(Stored dataset items)
═══
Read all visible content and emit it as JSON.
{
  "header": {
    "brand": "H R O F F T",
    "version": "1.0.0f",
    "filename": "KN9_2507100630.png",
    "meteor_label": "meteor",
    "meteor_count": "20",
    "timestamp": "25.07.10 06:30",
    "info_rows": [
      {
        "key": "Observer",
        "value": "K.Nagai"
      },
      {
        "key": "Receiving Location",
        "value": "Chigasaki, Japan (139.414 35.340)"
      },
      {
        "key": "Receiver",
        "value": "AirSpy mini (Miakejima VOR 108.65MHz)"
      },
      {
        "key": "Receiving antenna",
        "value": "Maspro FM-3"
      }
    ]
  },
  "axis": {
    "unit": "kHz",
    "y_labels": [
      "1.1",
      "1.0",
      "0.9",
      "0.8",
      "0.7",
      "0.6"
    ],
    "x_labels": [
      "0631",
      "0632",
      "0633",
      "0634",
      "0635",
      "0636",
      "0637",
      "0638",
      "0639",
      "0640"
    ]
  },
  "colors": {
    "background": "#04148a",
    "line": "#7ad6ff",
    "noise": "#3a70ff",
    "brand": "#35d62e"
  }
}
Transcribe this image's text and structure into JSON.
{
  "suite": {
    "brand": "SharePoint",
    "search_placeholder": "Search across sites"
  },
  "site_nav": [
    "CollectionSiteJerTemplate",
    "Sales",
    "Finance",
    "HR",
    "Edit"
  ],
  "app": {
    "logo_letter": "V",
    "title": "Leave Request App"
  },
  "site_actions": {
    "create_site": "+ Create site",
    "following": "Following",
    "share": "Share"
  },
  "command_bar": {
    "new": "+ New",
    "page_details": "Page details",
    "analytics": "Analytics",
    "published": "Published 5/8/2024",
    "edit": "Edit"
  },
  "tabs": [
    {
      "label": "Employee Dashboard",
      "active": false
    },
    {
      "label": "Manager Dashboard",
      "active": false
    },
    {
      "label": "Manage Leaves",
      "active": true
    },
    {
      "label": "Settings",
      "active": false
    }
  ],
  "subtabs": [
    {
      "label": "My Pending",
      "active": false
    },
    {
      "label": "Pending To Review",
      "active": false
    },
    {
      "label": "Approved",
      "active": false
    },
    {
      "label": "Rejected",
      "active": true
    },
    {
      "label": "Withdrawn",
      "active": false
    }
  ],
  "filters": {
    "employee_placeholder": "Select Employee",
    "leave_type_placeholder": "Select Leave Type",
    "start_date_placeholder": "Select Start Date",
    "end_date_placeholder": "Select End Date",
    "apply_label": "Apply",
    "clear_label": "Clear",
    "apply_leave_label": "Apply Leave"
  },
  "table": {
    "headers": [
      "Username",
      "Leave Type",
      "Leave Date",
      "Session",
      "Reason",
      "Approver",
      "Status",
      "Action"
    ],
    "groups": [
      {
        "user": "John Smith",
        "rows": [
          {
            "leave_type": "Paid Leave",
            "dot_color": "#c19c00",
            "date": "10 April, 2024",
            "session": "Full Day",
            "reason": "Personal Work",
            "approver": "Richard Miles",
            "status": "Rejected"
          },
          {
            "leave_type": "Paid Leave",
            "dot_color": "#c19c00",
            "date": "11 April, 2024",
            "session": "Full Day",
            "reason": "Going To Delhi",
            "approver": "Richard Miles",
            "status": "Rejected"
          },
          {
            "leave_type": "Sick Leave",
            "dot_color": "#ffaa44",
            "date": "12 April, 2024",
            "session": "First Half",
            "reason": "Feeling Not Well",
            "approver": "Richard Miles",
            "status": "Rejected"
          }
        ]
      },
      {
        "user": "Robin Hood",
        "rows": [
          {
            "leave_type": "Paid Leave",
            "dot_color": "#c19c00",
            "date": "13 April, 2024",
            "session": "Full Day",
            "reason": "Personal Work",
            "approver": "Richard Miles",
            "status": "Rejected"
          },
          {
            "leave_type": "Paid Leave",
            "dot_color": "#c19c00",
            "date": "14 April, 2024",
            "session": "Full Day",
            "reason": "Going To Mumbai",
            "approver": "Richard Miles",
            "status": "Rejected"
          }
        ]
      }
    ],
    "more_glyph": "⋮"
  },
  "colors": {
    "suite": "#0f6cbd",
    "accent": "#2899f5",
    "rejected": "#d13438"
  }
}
═══
▸ **REQUIRED WORK**: Using the records given above, list every line that includes the word "April".

▸ **RESULT OF THE TASK**:
            "date": "10 April, 2024",
            "date": "11 April, 2024",
            "date": "12 April, 2024",
            "date": "13 April, 2024",
            "date": "14 April, 2024",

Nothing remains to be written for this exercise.